> _WHAT YOU HAVE TO DO_:
Show all lines holding "consideres".

> _RECORDS FOR PROCESSING_:

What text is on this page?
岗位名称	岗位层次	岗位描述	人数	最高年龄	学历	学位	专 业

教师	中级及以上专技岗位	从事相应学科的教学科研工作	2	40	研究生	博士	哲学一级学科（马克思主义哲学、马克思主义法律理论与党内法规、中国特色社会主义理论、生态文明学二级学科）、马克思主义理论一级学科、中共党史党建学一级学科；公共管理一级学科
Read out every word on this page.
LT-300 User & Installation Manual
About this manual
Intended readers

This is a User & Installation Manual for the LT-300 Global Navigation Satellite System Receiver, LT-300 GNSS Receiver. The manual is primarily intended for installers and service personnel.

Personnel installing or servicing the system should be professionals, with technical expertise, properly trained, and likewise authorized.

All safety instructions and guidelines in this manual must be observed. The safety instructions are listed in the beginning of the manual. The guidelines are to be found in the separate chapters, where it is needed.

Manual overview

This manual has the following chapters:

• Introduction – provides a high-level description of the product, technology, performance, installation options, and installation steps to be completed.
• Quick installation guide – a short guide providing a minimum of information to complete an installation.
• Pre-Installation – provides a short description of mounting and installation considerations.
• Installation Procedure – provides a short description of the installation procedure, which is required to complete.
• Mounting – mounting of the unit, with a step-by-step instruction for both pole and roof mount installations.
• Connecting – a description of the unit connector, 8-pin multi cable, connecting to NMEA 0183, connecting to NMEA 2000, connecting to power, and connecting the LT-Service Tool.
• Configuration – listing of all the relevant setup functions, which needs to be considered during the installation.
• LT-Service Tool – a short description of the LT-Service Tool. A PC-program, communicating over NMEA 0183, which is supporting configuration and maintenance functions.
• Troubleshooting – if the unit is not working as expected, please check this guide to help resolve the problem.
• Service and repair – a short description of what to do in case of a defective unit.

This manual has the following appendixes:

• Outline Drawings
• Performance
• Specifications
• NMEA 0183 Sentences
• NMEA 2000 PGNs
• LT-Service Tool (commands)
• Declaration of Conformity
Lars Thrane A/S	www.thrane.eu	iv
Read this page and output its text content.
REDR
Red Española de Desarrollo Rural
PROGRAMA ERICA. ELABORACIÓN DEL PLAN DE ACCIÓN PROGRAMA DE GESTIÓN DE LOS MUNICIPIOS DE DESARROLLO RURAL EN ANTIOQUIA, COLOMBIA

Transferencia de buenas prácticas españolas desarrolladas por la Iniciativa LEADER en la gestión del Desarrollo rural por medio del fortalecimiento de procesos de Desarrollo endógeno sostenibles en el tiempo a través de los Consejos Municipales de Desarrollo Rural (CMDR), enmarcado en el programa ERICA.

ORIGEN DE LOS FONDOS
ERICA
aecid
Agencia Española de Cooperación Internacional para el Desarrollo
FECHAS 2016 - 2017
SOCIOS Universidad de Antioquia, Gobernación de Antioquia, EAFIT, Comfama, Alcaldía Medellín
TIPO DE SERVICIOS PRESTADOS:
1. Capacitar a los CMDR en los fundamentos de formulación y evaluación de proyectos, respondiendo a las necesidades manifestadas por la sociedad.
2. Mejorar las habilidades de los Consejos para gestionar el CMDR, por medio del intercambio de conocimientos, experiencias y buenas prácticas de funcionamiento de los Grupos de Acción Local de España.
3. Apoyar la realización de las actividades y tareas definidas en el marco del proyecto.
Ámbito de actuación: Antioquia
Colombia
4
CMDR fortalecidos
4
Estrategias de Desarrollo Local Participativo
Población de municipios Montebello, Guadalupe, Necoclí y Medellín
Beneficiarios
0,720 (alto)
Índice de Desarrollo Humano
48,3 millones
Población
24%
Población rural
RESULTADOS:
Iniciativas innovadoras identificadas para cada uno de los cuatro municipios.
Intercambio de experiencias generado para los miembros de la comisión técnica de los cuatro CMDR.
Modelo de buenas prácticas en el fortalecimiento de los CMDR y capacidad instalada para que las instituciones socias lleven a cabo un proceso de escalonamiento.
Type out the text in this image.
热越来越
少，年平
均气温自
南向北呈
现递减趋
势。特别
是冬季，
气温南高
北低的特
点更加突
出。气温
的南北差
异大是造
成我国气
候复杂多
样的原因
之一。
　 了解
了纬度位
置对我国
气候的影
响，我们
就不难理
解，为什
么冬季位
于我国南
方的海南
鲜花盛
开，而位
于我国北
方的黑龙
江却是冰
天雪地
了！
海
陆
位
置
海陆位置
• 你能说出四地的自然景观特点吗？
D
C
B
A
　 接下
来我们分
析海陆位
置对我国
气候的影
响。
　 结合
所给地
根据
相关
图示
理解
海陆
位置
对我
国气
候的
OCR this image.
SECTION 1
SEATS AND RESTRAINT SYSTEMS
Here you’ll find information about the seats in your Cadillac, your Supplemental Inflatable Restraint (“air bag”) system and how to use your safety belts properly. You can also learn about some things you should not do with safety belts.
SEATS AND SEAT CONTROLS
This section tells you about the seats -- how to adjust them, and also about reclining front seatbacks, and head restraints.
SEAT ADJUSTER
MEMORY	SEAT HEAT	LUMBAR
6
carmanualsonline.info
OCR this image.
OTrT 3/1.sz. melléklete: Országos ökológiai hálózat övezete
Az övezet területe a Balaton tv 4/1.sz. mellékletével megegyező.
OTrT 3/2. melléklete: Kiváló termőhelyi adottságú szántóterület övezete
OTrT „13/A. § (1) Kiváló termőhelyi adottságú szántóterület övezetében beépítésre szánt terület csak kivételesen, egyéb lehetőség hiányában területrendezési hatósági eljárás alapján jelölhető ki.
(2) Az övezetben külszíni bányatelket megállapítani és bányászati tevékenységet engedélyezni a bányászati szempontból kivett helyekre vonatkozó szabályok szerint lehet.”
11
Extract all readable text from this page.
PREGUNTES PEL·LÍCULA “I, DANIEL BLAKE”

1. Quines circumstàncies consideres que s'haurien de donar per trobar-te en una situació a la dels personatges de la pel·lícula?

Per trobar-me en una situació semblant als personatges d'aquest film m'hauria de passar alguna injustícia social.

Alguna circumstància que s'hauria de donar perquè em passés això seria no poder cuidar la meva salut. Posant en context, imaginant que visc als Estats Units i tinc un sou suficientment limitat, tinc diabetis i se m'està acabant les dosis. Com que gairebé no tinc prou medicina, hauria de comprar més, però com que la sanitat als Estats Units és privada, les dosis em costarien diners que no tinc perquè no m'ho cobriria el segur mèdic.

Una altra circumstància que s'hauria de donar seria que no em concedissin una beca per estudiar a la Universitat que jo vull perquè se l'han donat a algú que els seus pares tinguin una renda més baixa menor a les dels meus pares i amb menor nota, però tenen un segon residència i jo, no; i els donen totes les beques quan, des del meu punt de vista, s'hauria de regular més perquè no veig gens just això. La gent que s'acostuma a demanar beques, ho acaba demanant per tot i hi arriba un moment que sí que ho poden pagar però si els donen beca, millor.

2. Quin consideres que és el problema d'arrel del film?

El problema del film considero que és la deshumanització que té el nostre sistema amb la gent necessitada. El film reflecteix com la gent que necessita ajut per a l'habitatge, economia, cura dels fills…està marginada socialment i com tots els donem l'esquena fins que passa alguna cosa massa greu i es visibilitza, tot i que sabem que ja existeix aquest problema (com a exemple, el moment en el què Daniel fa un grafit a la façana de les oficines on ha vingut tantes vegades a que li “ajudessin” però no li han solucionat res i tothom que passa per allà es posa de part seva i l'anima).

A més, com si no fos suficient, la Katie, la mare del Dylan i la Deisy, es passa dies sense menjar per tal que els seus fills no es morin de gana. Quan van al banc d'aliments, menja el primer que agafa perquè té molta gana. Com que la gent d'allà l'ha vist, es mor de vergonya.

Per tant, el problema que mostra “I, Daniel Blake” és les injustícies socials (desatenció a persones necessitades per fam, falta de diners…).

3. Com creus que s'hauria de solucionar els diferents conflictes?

> _EXERCISE SOLUTION_:
1. Quines circumstàncies consideres que s'haurien de donar per trobar-te en una situació a la dels personatges de la pel·lícula?
2. Quin consideres que és el problema d'arrel del film?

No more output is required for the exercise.